--- start Extracted data ---
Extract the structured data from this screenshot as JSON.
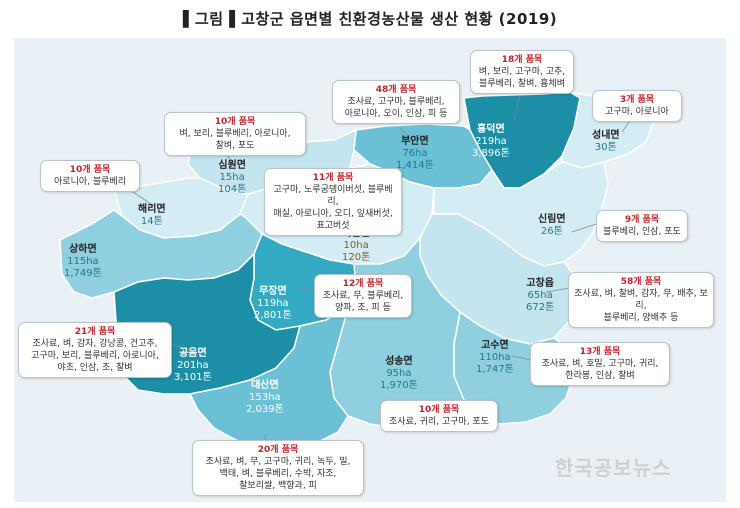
{
  "title": "▌그림▐  고창군 읍면별 친환경농산물 생산 현황 (2019)",
  "watermark": "한국공보뉴스",
  "colors": {
    "water": "#e9f0f6",
    "light": "#d4ecf4",
    "light2": "#c4e4ef",
    "mid": "#8fcfe0",
    "mid2": "#6cc0d6",
    "dark": "#34a9c2",
    "darkest": "#1c8ea6",
    "boundary": "#ffffff",
    "count_text": "#c0242a"
  },
  "regions": [
    {
      "name": "흥덕면",
      "area": "219ha",
      "output": "3,896톤"
    },
    {
      "name": "성내면",
      "area": "30톤",
      "output": ""
    },
    {
      "name": "부안면",
      "area": "76ha",
      "output": "1,414톤"
    },
    {
      "name": "심원면",
      "area": "15ha",
      "output": "104톤"
    },
    {
      "name": "해리면",
      "area": "14톤",
      "output": ""
    },
    {
      "name": "아산면",
      "area": "10ha",
      "output": "120톤"
    },
    {
      "name": "신림면",
      "area": "26톤",
      "output": ""
    },
    {
      "name": "상하면",
      "area": "115ha",
      "output": "1,749톤"
    },
    {
      "name": "무장면",
      "area": "119ha",
      "output": "2,801톤"
    },
    {
      "name": "고창읍",
      "area": "65ha",
      "output": "672톤"
    },
    {
      "name": "공음면",
      "area": "201ha",
      "output": "3,101톤"
    },
    {
      "name": "고수면",
      "area": "110ha",
      "output": "1,747톤"
    },
    {
      "name": "성송면",
      "area": "95ha",
      "output": "1,970톤"
    },
    {
      "name": "대산면",
      "area": "153ha",
      "output": "2,039톤"
    }
  ],
  "callouts": [
    {
      "count": "18개 품목",
      "items": "벼, 보리, 고구마, 고추,\n블루베리, 찰벼, 흉체벼"
    },
    {
      "count": "3개 품목",
      "items": "고구마, 아로니아"
    },
    {
      "count": "48개 품목",
      "items": "조사료, 고구마, 블루베리,\n아로니아, 오이, 인삼, 피 등"
    },
    {
      "count": "10개 품목",
      "items": "벼, 보리, 블루베리, 아로니아,\n찰벼, 포도"
    },
    {
      "count": "10개 품목",
      "items": "아로니아, 블루베리"
    },
    {
      "count": "11개 품목",
      "items": "고구마, 노루궁뎅이버섯, 블루베리,\n매실, 아로니아, 오디, 잎새버섯,\n표고버섯"
    },
    {
      "count": "9개 품목",
      "items": "블루베리, 인삼, 포도"
    },
    {
      "count": "12개 품목",
      "items": "조사료, 무, 블루베리,\n양파, 조, 피 등"
    },
    {
      "count": "58개 품목",
      "items": "조사료, 벼, 찰벼, 감자, 무, 배추, 보리,\n블루베리, 양배추 등"
    },
    {
      "count": "21개 품목",
      "items": "조사료, 벼, 감자, 강낭콩, 건고추,\n고구마, 보리, 블루베리, 아로니아,\n야초, 인삼, 조, 찰벼"
    },
    {
      "count": "13개 품목",
      "items": "조사료, 벼, 호밀, 고구마, 귀리,\n한라봉, 인삼, 찰벼"
    },
    {
      "count": "10개 품목",
      "items": "조사료, 귀리, 고구마, 포도"
    },
    {
      "count": "20개 품목",
      "items": "조사료, 벼, 무, 고구마, 귀리, 녹두, 밀,\n백태, 벼, 블루베리, 수박, 자조,\n찰보리쌀, 백향과, 피"
    }
  ]
}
--- end Extracted data ---
Task requirements
Reproduce the full material exactly, excluding the pictures.

Output below
Extract the structured data from this screenshot as JSON.
{
  "title": "▌그림▐  고창군 읍면별 친환경농산물 생산 현황 (2019)",
  "watermark": "한국공보뉴스",
  "colors": {
    "water": "#e9f0f6",
    "light": "#d4ecf4",
    "light2": "#c4e4ef",
    "mid": "#8fcfe0",
    "mid2": "#6cc0d6",
    "dark": "#34a9c2",
    "darkest": "#1c8ea6",
    "boundary": "#ffffff",
    "count_text": "#c0242a"
  },
  "regions": [
    {
      "name": "흥덕면",
      "area": "219ha",
      "output": "3,896톤"
    },
    {
      "name": "성내면",
      "area": "30톤",
      "output": ""
    },
    {
      "name": "부안면",
      "area": "76ha",
      "output": "1,414톤"
    },
    {
      "name": "심원면",
      "area": "15ha",
      "output": "104톤"
    },
    {
      "name": "해리면",
      "area": "14톤",
      "output": ""
    },
    {
      "name": "아산면",
      "area": "10ha",
      "output": "120톤"
    },
    {
      "name": "신림면",
      "area": "26톤",
      "output": ""
    },
    {
      "name": "상하면",
      "area": "115ha",
      "output": "1,749톤"
    },
    {
      "name": "무장면",
      "area": "119ha",
      "output": "2,801톤"
    },
    {
      "name": "고창읍",
      "area": "65ha",
      "output": "672톤"
    },
    {
      "name": "공음면",
      "area": "201ha",
      "output": "3,101톤"
    },
    {
      "name": "고수면",
      "area": "110ha",
      "output": "1,747톤"
    },
    {
      "name": "성송면",
      "area": "95ha",
      "output": "1,970톤"
    },
    {
      "name": "대산면",
      "area": "153ha",
      "output": "2,039톤"
    }
  ],
  "callouts": [
    {
      "count": "18개 품목",
      "items": "벼, 보리, 고구마, 고추,\n블루베리, 찰벼, 흉체벼"
    },
    {
      "count": "3개 품목",
      "items": "고구마, 아로니아"
    },
    {
      "count": "48개 품목",
      "items": "조사료, 고구마, 블루베리,\n아로니아, 오이, 인삼, 피 등"
    },
    {
      "count": "10개 품목",
      "items": "벼, 보리, 블루베리, 아로니아,\n찰벼, 포도"
    },
    {
      "count": "10개 품목",
      "items": "아로니아, 블루베리"
    },
    {
      "count": "11개 품목",
      "items": "고구마, 노루궁뎅이버섯, 블루베리,\n매실, 아로니아, 오디, 잎새버섯,\n표고버섯"
    },
    {
      "count": "9개 품목",
      "items": "블루베리, 인삼, 포도"
    },
    {
      "count": "12개 품목",
      "items": "조사료, 무, 블루베리,\n양파, 조, 피 등"
    },
    {
      "count": "58개 품목",
      "items": "조사료, 벼, 찰벼, 감자, 무, 배추, 보리,\n블루베리, 양배추 등"
    },
    {
      "count": "21개 품목",
      "items": "조사료, 벼, 감자, 강낭콩, 건고추,\n고구마, 보리, 블루베리, 아로니아,\n야초, 인삼, 조, 찰벼"
    },
    {
      "count": "13개 품목",
      "items": "조사료, 벼, 호밀, 고구마, 귀리,\n한라봉, 인삼, 찰벼"
    },
    {
      "count": "10개 품목",
      "items": "조사료, 귀리, 고구마, 포도"
    },
    {
      "count": "20개 품목",
      "items": "조사료, 벼, 무, 고구마, 귀리, 녹두, 밀,\n백태, 벼, 블루베리, 수박, 자조,\n찰보리쌀, 백향과, 피"
    }
  ]
}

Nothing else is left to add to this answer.